*The request*
Isolate every line in the data with the string "θανάτου" and copy it.

*Given records*
● ● ● ● ● ● ●

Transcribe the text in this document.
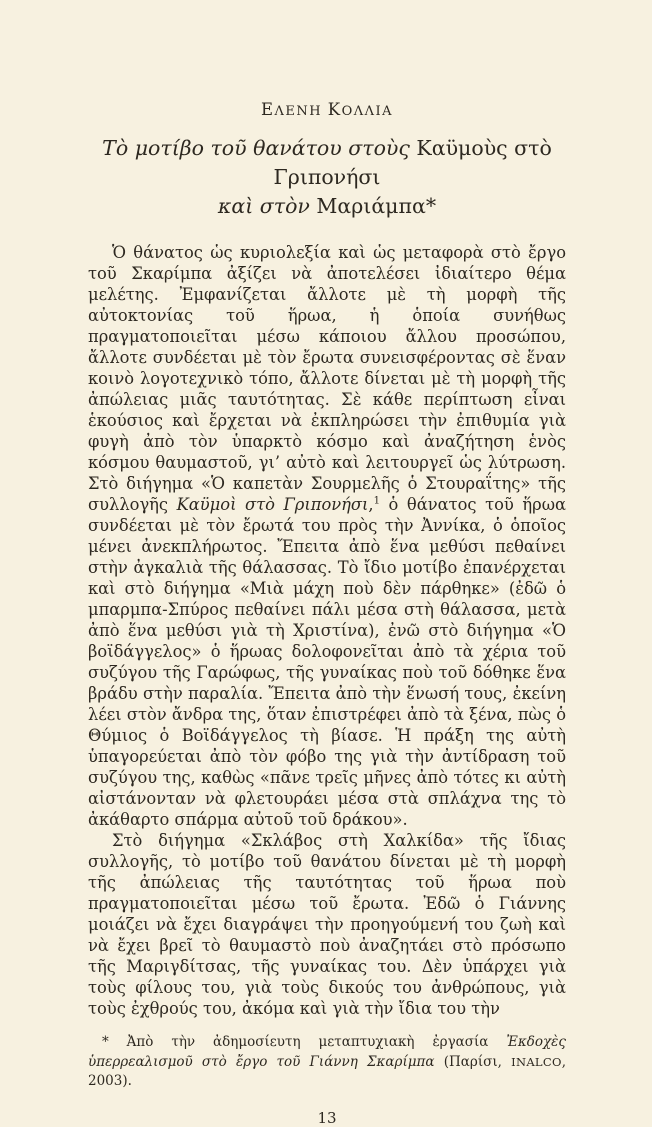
ΕΛΕΝΗ ΚΟΛΛΙΑ
Τὸ μοτίβο τοῦ θανάτου στοὺς Καϋμοὺς στὸ Γριπονήσι
καὶ στὸν Μαριάμπα*

Ὁ θάνατος ὡς κυριολεξία καὶ ὡς μεταφορὰ στὸ ἔργο τοῦ Σκαρίμπα ἀξίζει νὰ ἀποτελέσει ἰδιαίτερο θέμα μελέτης. Ἐμφανίζεται ἄλλοτε μὲ τὴ μορφὴ τῆς αὐτοκτονίας τοῦ ἥρωα, ἡ ὁποία συνήθως πραγματοποιεῖται μέσω κάποιου ἄλλου προσώπου, ἄλλοτε συνδέεται μὲ τὸν ἔρωτα συνεισφέροντας σὲ ἕναν κοινὸ λογοτεχνικὸ τόπο, ἄλλοτε δίνεται μὲ τὴ μορφὴ τῆς ἀπώλειας μιᾶς ταυτότητας. Σὲ κάθε περίπτωση εἶναι ἑκούσιος καὶ ἔρχεται νὰ ἐκπληρώσει τὴν ἐπιθυμία γιὰ φυγὴ ἀπὸ τὸν ὑπαρκτὸ κόσμο καὶ ἀναζήτηση ἑνὸς κόσμου θαυμαστοῦ, γι’ αὐτὸ καὶ λειτουργεῖ ὡς λύτρωση. Στὸ διήγημα «Ὁ καπετὰν Σουρμελῆς ὁ Στουραΐτης» τῆς συλλογῆς Καϋμοὶ στὸ Γριπονήσι,$^1$ ὁ θάνατος τοῦ ἥρωα συνδέεται μὲ τὸν ἔρωτά του πρὸς τὴν Ἀννίκα, ὁ ὁποῖος μένει ἀνεκπλήρωτος. Ἔπειτα ἀπὸ ἕνα μεθύσι πεθαίνει στὴν ἀγκαλιὰ τῆς θάλασσας. Τὸ ἴδιο μοτίβο ἐπανέρχεται καὶ στὸ διήγημα «Μιὰ μάχη ποὺ δὲν πάρθηκε» (ἐδῶ ὁ μπαρμπα-Σπύρος πεθαίνει πάλι μέσα στὴ θάλασσα, μετὰ ἀπὸ ἕνα μεθύσι γιὰ τὴ Χριστίνα), ἐνῶ στὸ διήγημα «Ὁ βοϊδάγγελος» ὁ ἥρωας δολοφονεῖται ἀπὸ τὰ χέρια τοῦ συζύγου τῆς Γαρώφως, τῆς γυναίκας ποὺ τοῦ δόθηκε ἕνα βράδυ στὴν παραλία. Ἔπειτα ἀπὸ τὴν ἕνωσή τους, ἐκείνη λέει στὸν ἄνδρα της, ὅταν ἐπιστρέφει ἀπὸ τὰ ξένα, πὼς ὁ Θύμιος ὁ Βοϊδάγγελος τὴ βίασε. Ἡ πράξη της αὐτὴ ὑπαγορεύεται ἀπὸ τὸν φόβο της γιὰ τὴν ἀντίδραση τοῦ συζύγου της, καθὼς «πᾶνε τρεῖς μῆνες ἀπὸ τότες κι αὐτὴ αἰστάνονταν νὰ φλετουράει μέσα στὰ σπλάχνα της τὸ ἀκάθαρτο σπάρμα αὐτοῦ τοῦ δράκου».

Στὸ διήγημα «Σκλάβος στὴ Χαλκίδα» τῆς ἴδιας συλλογῆς, τὸ μοτίβο τοῦ θανάτου δίνεται μὲ τὴ μορφὴ τῆς ἀπώλειας τῆς ταυτότητας τοῦ ἥρωα ποὺ πραγματοποιεῖται μέσω τοῦ ἔρωτα. Ἐδῶ ὁ Γιάννης μοιάζει νὰ ἔχει διαγράψει τὴν προηγούμενή του ζωὴ καὶ νὰ ἔχει βρεῖ τὸ θαυμαστὸ ποὺ ἀναζητάει στὸ πρόσωπο τῆς Μαριγδίτσας, τῆς γυναίκας του. Δὲν ὑπάρχει γιὰ τοὺς φίλους του, γιὰ τοὺς δικούς του ἀνθρώπους, γιὰ τοὺς ἐχθρούς του, ἀκόμα καὶ γιὰ τὴν ἴδια του τὴν

* Ἀπὸ τὴν ἀδημοσίευτη μεταπτυχιακὴ ἐργασία Ἐκδοχὲς ὑπερρεαλισμοῦ στὸ ἔργο τοῦ Γιάννη Σκαρίμπα (Παρίσι, INALCO, 2003).
13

● ● ● ● ● ● ●

*Response*
Τὸ μοτίβο τοῦ θανάτου στοὺς Καϋμοὺς στὸ Γριπονήσι
Στὸ διήγημα «Σκλάβος στὴ Χαλκίδα» τῆς ἴδιας συλλογῆς, τὸ μοτίβο τοῦ θανάτου δίνεται μὲ τὴ μορφὴ τῆς ἀπώλειας τῆς ταυτότητας τοῦ ἥρωα ποὺ πραγματοποιεῖται μέσω τοῦ ἔρωτα. Ἐδῶ ὁ Γιάννης μοιάζει νὰ ἔχει διαγράψει τὴν προηγούμενή του ζωὴ καὶ νὰ ἔχει βρεῖ τὸ θαυμαστὸ ποὺ ἀναζητάει στὸ πρόσωπο τῆς Μαριγδίτσας, τῆς γυναίκας του. Δὲν ὑπάρχει γιὰ τοὺς φίλους του, γιὰ τοὺς δικούς του ἀνθρώπους, γιὰ τοὺς ἐχθρούς του, ἀκόμα καὶ γιὰ τὴν ἴδια του τὴν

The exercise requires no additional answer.